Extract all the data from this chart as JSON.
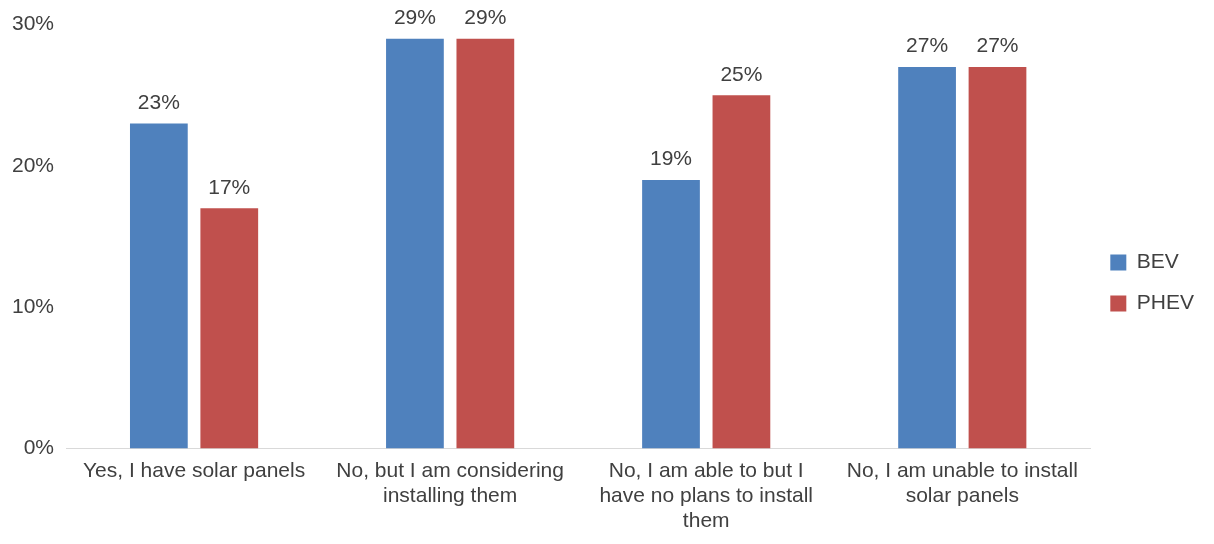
{
  "chart_data": {
    "type": "bar",
    "categories": [
      "Yes, I have solar panels",
      "No, but I am considering installing them",
      "No, I am able to but I have no plans to install them",
      "No, I am unable to install solar panels"
    ],
    "series": [
      {
        "name": "BEV",
        "color": "#4f81bd",
        "values": [
          23,
          29,
          19,
          27
        ],
        "value_labels": [
          "23%",
          "29%",
          "19%",
          "27%"
        ]
      },
      {
        "name": "PHEV",
        "color": "#c0504d",
        "values": [
          17,
          29,
          25,
          27
        ],
        "value_labels": [
          "17%",
          "29%",
          "25%",
          "27%"
        ]
      }
    ],
    "ylim": [
      0,
      30
    ],
    "yticks": [
      {
        "value": 0,
        "label": "0%"
      },
      {
        "value": 10,
        "label": "10%"
      },
      {
        "value": 20,
        "label": "20%"
      },
      {
        "value": 30,
        "label": "30%"
      }
    ],
    "grid": false,
    "legend": "right"
  }
}
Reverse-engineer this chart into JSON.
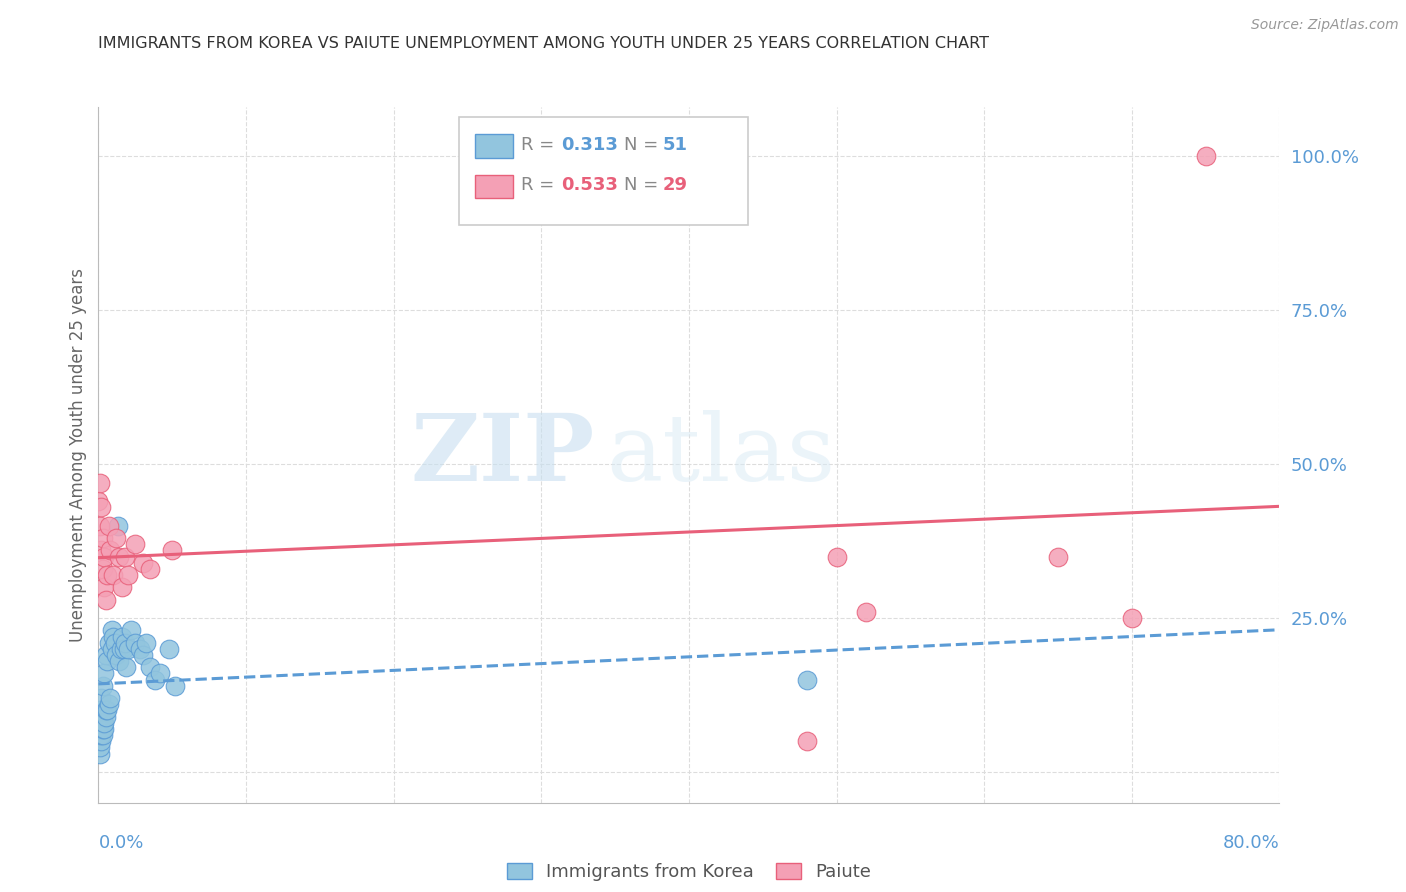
{
  "title": "IMMIGRANTS FROM KOREA VS PAIUTE UNEMPLOYMENT AMONG YOUTH UNDER 25 YEARS CORRELATION CHART",
  "source": "Source: ZipAtlas.com",
  "ylabel": "Unemployment Among Youth under 25 years",
  "xmin": 0.0,
  "xmax": 0.8,
  "ymin": -0.05,
  "ymax": 1.08,
  "legend_r1": "0.313",
  "legend_n1": "51",
  "legend_r2": "0.533",
  "legend_n2": "29",
  "blue_color": "#92C5DE",
  "pink_color": "#F4A0B5",
  "blue_line_color": "#5B9BD5",
  "pink_line_color": "#E8607A",
  "axis_label_color": "#5B9BD5",
  "grid_color": "#DDDDDD",
  "watermark_zip": "ZIP",
  "watermark_atlas": "atlas",
  "korea_x": [
    0.0,
    0.001,
    0.001,
    0.001,
    0.001,
    0.001,
    0.001,
    0.002,
    0.002,
    0.002,
    0.002,
    0.002,
    0.003,
    0.003,
    0.003,
    0.003,
    0.004,
    0.004,
    0.004,
    0.005,
    0.005,
    0.005,
    0.006,
    0.006,
    0.007,
    0.007,
    0.008,
    0.009,
    0.009,
    0.01,
    0.011,
    0.012,
    0.013,
    0.014,
    0.015,
    0.016,
    0.017,
    0.018,
    0.019,
    0.02,
    0.022,
    0.025,
    0.028,
    0.03,
    0.032,
    0.035,
    0.038,
    0.042,
    0.048,
    0.052,
    0.48
  ],
  "korea_y": [
    0.05,
    0.03,
    0.04,
    0.06,
    0.07,
    0.08,
    0.1,
    0.05,
    0.06,
    0.07,
    0.09,
    0.12,
    0.06,
    0.07,
    0.08,
    0.14,
    0.07,
    0.08,
    0.16,
    0.09,
    0.1,
    0.19,
    0.1,
    0.18,
    0.11,
    0.21,
    0.12,
    0.2,
    0.23,
    0.22,
    0.21,
    0.19,
    0.4,
    0.18,
    0.2,
    0.22,
    0.2,
    0.21,
    0.17,
    0.2,
    0.23,
    0.21,
    0.2,
    0.19,
    0.21,
    0.17,
    0.15,
    0.16,
    0.2,
    0.14,
    0.15
  ],
  "paiute_x": [
    0.0,
    0.001,
    0.001,
    0.002,
    0.002,
    0.003,
    0.003,
    0.004,
    0.004,
    0.005,
    0.006,
    0.007,
    0.008,
    0.01,
    0.012,
    0.014,
    0.016,
    0.018,
    0.02,
    0.025,
    0.03,
    0.035,
    0.05,
    0.48,
    0.5,
    0.52,
    0.65,
    0.7,
    0.75
  ],
  "paiute_y": [
    0.44,
    0.4,
    0.47,
    0.36,
    0.43,
    0.33,
    0.38,
    0.3,
    0.35,
    0.28,
    0.32,
    0.4,
    0.36,
    0.32,
    0.38,
    0.35,
    0.3,
    0.35,
    0.32,
    0.37,
    0.34,
    0.33,
    0.36,
    0.05,
    0.35,
    0.26,
    0.35,
    0.25,
    1.0
  ],
  "korea_trend": [
    0.18,
    0.32
  ],
  "paiute_trend_start": 0.2,
  "paiute_trend_end": 0.62
}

### Work to complete
Reproduce all of the material exactly, apart from the pictures.

### Expected answer
Extract all the data from this chart as JSON.
{
  "chart_data": {
    "type": "bar",
    "categories": [
      "Yes, I have solar panels",
      "No, but I am considering installing them",
      "No, I am able to but I have no plans to install them",
      "No, I am unable to install solar panels"
    ],
    "series": [
      {
        "name": "BEV",
        "color": "#4f81bd",
        "values": [
          23,
          29,
          19,
          27
        ],
        "value_labels": [
          "23%",
          "29%",
          "19%",
          "27%"
        ]
      },
      {
        "name": "PHEV",
        "color": "#c0504d",
        "values": [
          17,
          29,
          25,
          27
        ],
        "value_labels": [
          "17%",
          "29%",
          "25%",
          "27%"
        ]
      }
    ],
    "ylim": [
      0,
      30
    ],
    "yticks": [
      {
        "value": 0,
        "label": "0%"
      },
      {
        "value": 10,
        "label": "10%"
      },
      {
        "value": 20,
        "label": "20%"
      },
      {
        "value": 30,
        "label": "30%"
      }
    ],
    "grid": false,
    "legend": "right"
  }
}
Reverse-engineer this chart into JSON.
{
  "title": "IMMIGRANTS FROM KOREA VS PAIUTE UNEMPLOYMENT AMONG YOUTH UNDER 25 YEARS CORRELATION CHART",
  "source": "Source: ZipAtlas.com",
  "ylabel": "Unemployment Among Youth under 25 years",
  "xmin": 0.0,
  "xmax": 0.8,
  "ymin": -0.05,
  "ymax": 1.08,
  "legend_r1": "0.313",
  "legend_n1": "51",
  "legend_r2": "0.533",
  "legend_n2": "29",
  "blue_color": "#92C5DE",
  "pink_color": "#F4A0B5",
  "blue_line_color": "#5B9BD5",
  "pink_line_color": "#E8607A",
  "axis_label_color": "#5B9BD5",
  "grid_color": "#DDDDDD",
  "watermark_zip": "ZIP",
  "watermark_atlas": "atlas",
  "korea_x": [
    0.0,
    0.001,
    0.001,
    0.001,
    0.001,
    0.001,
    0.001,
    0.002,
    0.002,
    0.002,
    0.002,
    0.002,
    0.003,
    0.003,
    0.003,
    0.003,
    0.004,
    0.004,
    0.004,
    0.005,
    0.005,
    0.005,
    0.006,
    0.006,
    0.007,
    0.007,
    0.008,
    0.009,
    0.009,
    0.01,
    0.011,
    0.012,
    0.013,
    0.014,
    0.015,
    0.016,
    0.017,
    0.018,
    0.019,
    0.02,
    0.022,
    0.025,
    0.028,
    0.03,
    0.032,
    0.035,
    0.038,
    0.042,
    0.048,
    0.052,
    0.48
  ],
  "korea_y": [
    0.05,
    0.03,
    0.04,
    0.06,
    0.07,
    0.08,
    0.1,
    0.05,
    0.06,
    0.07,
    0.09,
    0.12,
    0.06,
    0.07,
    0.08,
    0.14,
    0.07,
    0.08,
    0.16,
    0.09,
    0.1,
    0.19,
    0.1,
    0.18,
    0.11,
    0.21,
    0.12,
    0.2,
    0.23,
    0.22,
    0.21,
    0.19,
    0.4,
    0.18,
    0.2,
    0.22,
    0.2,
    0.21,
    0.17,
    0.2,
    0.23,
    0.21,
    0.2,
    0.19,
    0.21,
    0.17,
    0.15,
    0.16,
    0.2,
    0.14,
    0.15
  ],
  "paiute_x": [
    0.0,
    0.001,
    0.001,
    0.002,
    0.002,
    0.003,
    0.003,
    0.004,
    0.004,
    0.005,
    0.006,
    0.007,
    0.008,
    0.01,
    0.012,
    0.014,
    0.016,
    0.018,
    0.02,
    0.025,
    0.03,
    0.035,
    0.05,
    0.48,
    0.5,
    0.52,
    0.65,
    0.7,
    0.75
  ],
  "paiute_y": [
    0.44,
    0.4,
    0.47,
    0.36,
    0.43,
    0.33,
    0.38,
    0.3,
    0.35,
    0.28,
    0.32,
    0.4,
    0.36,
    0.32,
    0.38,
    0.35,
    0.3,
    0.35,
    0.32,
    0.37,
    0.34,
    0.33,
    0.36,
    0.05,
    0.35,
    0.26,
    0.35,
    0.25,
    1.0
  ],
  "korea_trend": [
    0.18,
    0.32
  ],
  "paiute_trend_start": 0.2,
  "paiute_trend_end": 0.62
}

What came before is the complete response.